### Task prompt:
Condense the paragraph of the text on neo-Kantianism that begins "Hegel's dominance of German philosophy" into a short bulleted list, keeping its main facts.

### Text:
################

Kantianism
Neo-kantianism
Hegel's dominance of German philosophy in the 1820s through the 1840s ended the first wave of Kantianism, but the version of Kantianism propounded by Arthur Schopenhauer (1788–1860) in the Fourfold Root of the Principle of Sufficient Reason (1813) and The World as Will and Representation (1818) became influential after 1848 and prepared the way for a tremendous resurgence in the influence of Kant in German philosophy beginning in the 1860s. The "neo-Kantian" movement begun at that time dominated German philosophy until the 1920s. This movement took many forms. The scientist Hermann Helmholtz (1821–1894) gave a psychological interpretation of Kant's conception that the mind brings its own innate structure to perception, which influenced research into perception well into the twentieth century. But within academic philosophy, the two main forms of neo-Kantianism were the Marburg and Heidelberg schools.

################

### Data excerpt:
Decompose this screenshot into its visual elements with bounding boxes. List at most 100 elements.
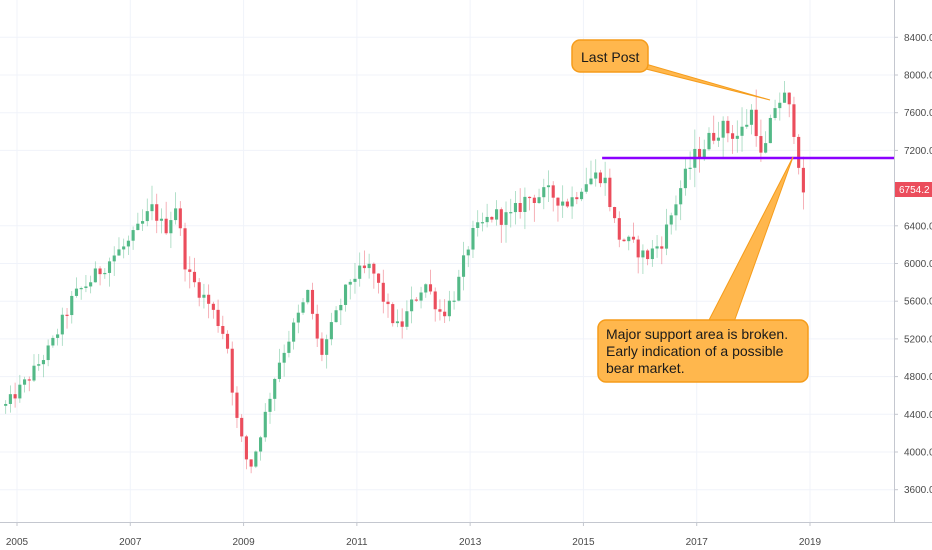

################

### Complete output:
- Hegel's dominance of German philosophy from the 1820s through the 1840s ended the first wave of Kantianism.
- Arthur Schopenhauer's (1788–1860) version of Kantianism, set out in the Fourfold Root of the Principle of Sufficient Reason (1813) and The World as Will and Representation (1818), became influential after 1848.
- It prepared the way for a major resurgence of Kant's influence in German philosophy beginning in the 1860s.
- The resulting neo-Kantian movement took many forms and dominated German philosophy until the 1920s.
- The scientist Hermann Helmholtz (1821–1894) interpreted psychologically Kant's idea that the mind brings its own innate structure to perception, influencing perception research well into the twentieth century.
- Within academic philosophy, the two main forms were the Marburg and Heidelberg schools.